• [Task]:
Send back all the data below, exactly as given.

• [Material supplied]:
=-=-=

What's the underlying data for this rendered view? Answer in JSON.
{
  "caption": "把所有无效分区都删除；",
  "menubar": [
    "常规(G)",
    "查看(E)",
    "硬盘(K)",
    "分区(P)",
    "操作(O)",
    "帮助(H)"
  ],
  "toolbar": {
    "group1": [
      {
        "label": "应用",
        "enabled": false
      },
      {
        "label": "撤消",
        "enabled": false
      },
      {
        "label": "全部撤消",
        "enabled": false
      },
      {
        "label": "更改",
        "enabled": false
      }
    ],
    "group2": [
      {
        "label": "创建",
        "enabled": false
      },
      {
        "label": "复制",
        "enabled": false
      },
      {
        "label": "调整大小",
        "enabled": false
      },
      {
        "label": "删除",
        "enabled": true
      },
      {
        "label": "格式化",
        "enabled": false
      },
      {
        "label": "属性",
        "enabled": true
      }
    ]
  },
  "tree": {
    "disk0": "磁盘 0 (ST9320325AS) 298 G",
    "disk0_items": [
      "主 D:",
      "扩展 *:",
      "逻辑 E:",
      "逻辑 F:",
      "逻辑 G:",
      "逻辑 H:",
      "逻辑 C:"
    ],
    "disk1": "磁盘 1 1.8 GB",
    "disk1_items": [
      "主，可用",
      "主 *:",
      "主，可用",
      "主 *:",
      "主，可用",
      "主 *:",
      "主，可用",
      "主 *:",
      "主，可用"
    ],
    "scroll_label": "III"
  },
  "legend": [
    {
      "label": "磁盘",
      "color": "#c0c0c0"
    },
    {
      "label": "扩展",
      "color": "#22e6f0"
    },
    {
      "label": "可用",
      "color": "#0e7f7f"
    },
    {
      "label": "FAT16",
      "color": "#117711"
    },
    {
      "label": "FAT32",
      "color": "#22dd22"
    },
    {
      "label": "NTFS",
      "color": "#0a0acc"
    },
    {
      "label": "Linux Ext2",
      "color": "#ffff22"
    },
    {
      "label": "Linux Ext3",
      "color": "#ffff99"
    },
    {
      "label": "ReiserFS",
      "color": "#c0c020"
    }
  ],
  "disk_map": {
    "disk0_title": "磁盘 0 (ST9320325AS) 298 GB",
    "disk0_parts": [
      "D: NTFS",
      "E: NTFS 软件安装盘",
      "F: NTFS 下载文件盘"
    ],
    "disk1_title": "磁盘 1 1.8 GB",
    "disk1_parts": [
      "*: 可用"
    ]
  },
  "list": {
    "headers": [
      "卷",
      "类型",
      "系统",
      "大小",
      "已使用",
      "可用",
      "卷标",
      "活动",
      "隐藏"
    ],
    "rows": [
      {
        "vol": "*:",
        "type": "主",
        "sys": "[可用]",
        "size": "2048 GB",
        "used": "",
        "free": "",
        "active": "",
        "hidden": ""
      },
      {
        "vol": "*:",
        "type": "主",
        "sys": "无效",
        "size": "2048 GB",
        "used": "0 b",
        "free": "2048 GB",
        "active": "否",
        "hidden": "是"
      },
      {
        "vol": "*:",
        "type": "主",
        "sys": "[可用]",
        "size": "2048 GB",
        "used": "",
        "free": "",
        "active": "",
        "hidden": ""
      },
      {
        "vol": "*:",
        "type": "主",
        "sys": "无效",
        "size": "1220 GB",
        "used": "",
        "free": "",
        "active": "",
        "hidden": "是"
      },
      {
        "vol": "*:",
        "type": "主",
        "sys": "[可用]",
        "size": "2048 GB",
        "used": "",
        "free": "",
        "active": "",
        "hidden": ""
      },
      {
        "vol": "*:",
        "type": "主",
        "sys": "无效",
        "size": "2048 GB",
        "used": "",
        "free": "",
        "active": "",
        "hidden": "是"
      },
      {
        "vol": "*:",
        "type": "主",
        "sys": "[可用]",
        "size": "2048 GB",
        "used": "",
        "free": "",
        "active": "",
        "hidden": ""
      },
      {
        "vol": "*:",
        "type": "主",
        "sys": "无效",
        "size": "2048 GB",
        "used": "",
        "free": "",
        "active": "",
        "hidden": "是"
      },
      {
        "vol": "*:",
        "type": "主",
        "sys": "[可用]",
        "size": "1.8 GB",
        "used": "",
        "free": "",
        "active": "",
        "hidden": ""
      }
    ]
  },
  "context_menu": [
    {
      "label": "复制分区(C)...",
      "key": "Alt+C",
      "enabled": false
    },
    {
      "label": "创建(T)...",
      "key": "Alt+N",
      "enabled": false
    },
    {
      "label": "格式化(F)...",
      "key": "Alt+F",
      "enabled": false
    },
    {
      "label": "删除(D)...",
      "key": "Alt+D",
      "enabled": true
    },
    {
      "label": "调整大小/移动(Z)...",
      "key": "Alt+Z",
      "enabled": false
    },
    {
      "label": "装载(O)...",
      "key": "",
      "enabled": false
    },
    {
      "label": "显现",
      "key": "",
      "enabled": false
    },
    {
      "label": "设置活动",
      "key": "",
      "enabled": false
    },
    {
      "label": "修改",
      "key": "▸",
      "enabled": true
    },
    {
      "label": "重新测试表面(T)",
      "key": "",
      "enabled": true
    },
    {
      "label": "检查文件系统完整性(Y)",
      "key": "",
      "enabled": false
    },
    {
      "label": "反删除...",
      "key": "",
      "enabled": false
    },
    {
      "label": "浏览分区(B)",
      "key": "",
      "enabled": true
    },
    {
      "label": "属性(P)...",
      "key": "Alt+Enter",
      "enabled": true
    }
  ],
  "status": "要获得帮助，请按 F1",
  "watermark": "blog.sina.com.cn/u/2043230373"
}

=-=-=

• [Exercise answer]:
What's the underlying data for this rendered view? Answer in JSON.
{
  "caption": "把所有无效分区都删除；",
  "menubar": [
    "常规(G)",
    "查看(E)",
    "硬盘(K)",
    "分区(P)",
    "操作(O)",
    "帮助(H)"
  ],
  "toolbar": {
    "group1": [
      {
        "label": "应用",
        "enabled": false
      },
      {
        "label": "撤消",
        "enabled": false
      },
      {
        "label": "全部撤消",
        "enabled": false
      },
      {
        "label": "更改",
        "enabled": false
      }
    ],
    "group2": [
      {
        "label": "创建",
        "enabled": false
      },
      {
        "label": "复制",
        "enabled": false
      },
      {
        "label": "调整大小",
        "enabled": false
      },
      {
        "label": "删除",
        "enabled": true
      },
      {
        "label": "格式化",
        "enabled": false
      },
      {
        "label": "属性",
        "enabled": true
      }
    ]
  },
  "tree": {
    "disk0": "磁盘 0 (ST9320325AS) 298 G",
    "disk0_items": [
      "主 D:",
      "扩展 *:",
      "逻辑 E:",
      "逻辑 F:",
      "逻辑 G:",
      "逻辑 H:",
      "逻辑 C:"
    ],
    "disk1": "磁盘 1 1.8 GB",
    "disk1_items": [
      "主，可用",
      "主 *:",
      "主，可用",
      "主 *:",
      "主，可用",
      "主 *:",
      "主，可用",
      "主 *:",
      "主，可用"
    ],
    "scroll_label": "III"
  },
  "legend": [
    {
      "label": "磁盘",
      "color": "#c0c0c0"
    },
    {
      "label": "扩展",
      "color": "#22e6f0"
    },
    {
      "label": "可用",
      "color": "#0e7f7f"
    },
    {
      "label": "FAT16",
      "color": "#117711"
    },
    {
      "label": "FAT32",
      "color": "#22dd22"
    },
    {
      "label": "NTFS",
      "color": "#0a0acc"
    },
    {
      "label": "Linux Ext2",
      "color": "#ffff22"
    },
    {
      "label": "Linux Ext3",
      "color": "#ffff99"
    },
    {
      "label": "ReiserFS",
      "color": "#c0c020"
    }
  ],
  "disk_map": {
    "disk0_title": "磁盘 0 (ST9320325AS) 298 GB",
    "disk0_parts": [
      "D: NTFS",
      "E: NTFS 软件安装盘",
      "F: NTFS 下载文件盘"
    ],
    "disk1_title": "磁盘 1 1.8 GB",
    "disk1_parts": [
      "*: 可用"
    ]
  },
  "list": {
    "headers": [
      "卷",
      "类型",
      "系统",
      "大小",
      "已使用",
      "可用",
      "卷标",
      "活动",
      "隐藏"
    ],
    "rows": [
      {
        "vol": "*:",
        "type": "主",
        "sys": "[可用]",
        "size": "2048 GB",
        "used": "",
        "free": "",
        "active": "",
        "hidden": ""
      },
      {
        "vol": "*:",
        "type": "主",
        "sys": "无效",
        "size": "2048 GB",
        "used": "0 b",
        "free": "2048 GB",
        "active": "否",
        "hidden": "是"
      },
      {
        "vol": "*:",
        "type": "主",
        "sys": "[可用]",
        "size": "2048 GB",
        "used": "",
        "free": "",
        "active": "",
        "hidden": ""
      },
      {
        "vol": "*:",
        "type": "主",
        "sys": "无效",
        "size": "1220 GB",
        "used": "",
        "free": "",
        "active": "",
        "hidden": "是"
      },
      {
        "vol": "*:",
        "type": "主",
        "sys": "[可用]",
        "size": "2048 GB",
        "used": "",
        "free": "",
        "active": "",
        "hidden": ""
      },
      {
        "vol": "*:",
        "type": "主",
        "sys": "无效",
        "size": "2048 GB",
        "used": "",
        "free": "",
        "active": "",
        "hidden": "是"
      },
      {
        "vol": "*:",
        "type": "主",
        "sys": "[可用]",
        "size": "2048 GB",
        "used": "",
        "free": "",
        "active": "",
        "hidden": ""
      },
      {
        "vol": "*:",
        "type": "主",
        "sys": "无效",
        "size": "2048 GB",
        "used": "",
        "free": "",
        "active": "",
        "hidden": "是"
      },
      {
        "vol": "*:",
        "type": "主",
        "sys": "[可用]",
        "size": "1.8 GB",
        "used": "",
        "free": "",
        "active": "",
        "hidden": ""
      }
    ]
  },
  "context_menu": [
    {
      "label": "复制分区(C)...",
      "key": "Alt+C",
      "enabled": false
    },
    {
      "label": "创建(T)...",
      "key": "Alt+N",
      "enabled": false
    },
    {
      "label": "格式化(F)...",
      "key": "Alt+F",
      "enabled": false
    },
    {
      "label": "删除(D)...",
      "key": "Alt+D",
      "enabled": true
    },
    {
      "label": "调整大小/移动(Z)...",
      "key": "Alt+Z",
      "enabled": false
    },
    {
      "label": "装载(O)...",
      "key": "",
      "enabled": false
    },
    {
      "label": "显现",
      "key": "",
      "enabled": false
    },
    {
      "label": "设置活动",
      "key": "",
      "enabled": false
    },
    {
      "label": "修改",
      "key": "▸",
      "enabled": true
    },
    {
      "label": "重新测试表面(T)",
      "key": "",
      "enabled": true
    },
    {
      "label": "检查文件系统完整性(Y)",
      "key": "",
      "enabled": false
    },
    {
      "label": "反删除...",
      "key": "",
      "enabled": false
    },
    {
      "label": "浏览分区(B)",
      "key": "",
      "enabled": true
    },
    {
      "label": "属性(P)...",
      "key": "Alt+Enter",
      "enabled": true
    }
  ],
  "status": "要获得帮助，请按 F1",
  "watermark": "blog.sina.com.cn/u/2043230373"
}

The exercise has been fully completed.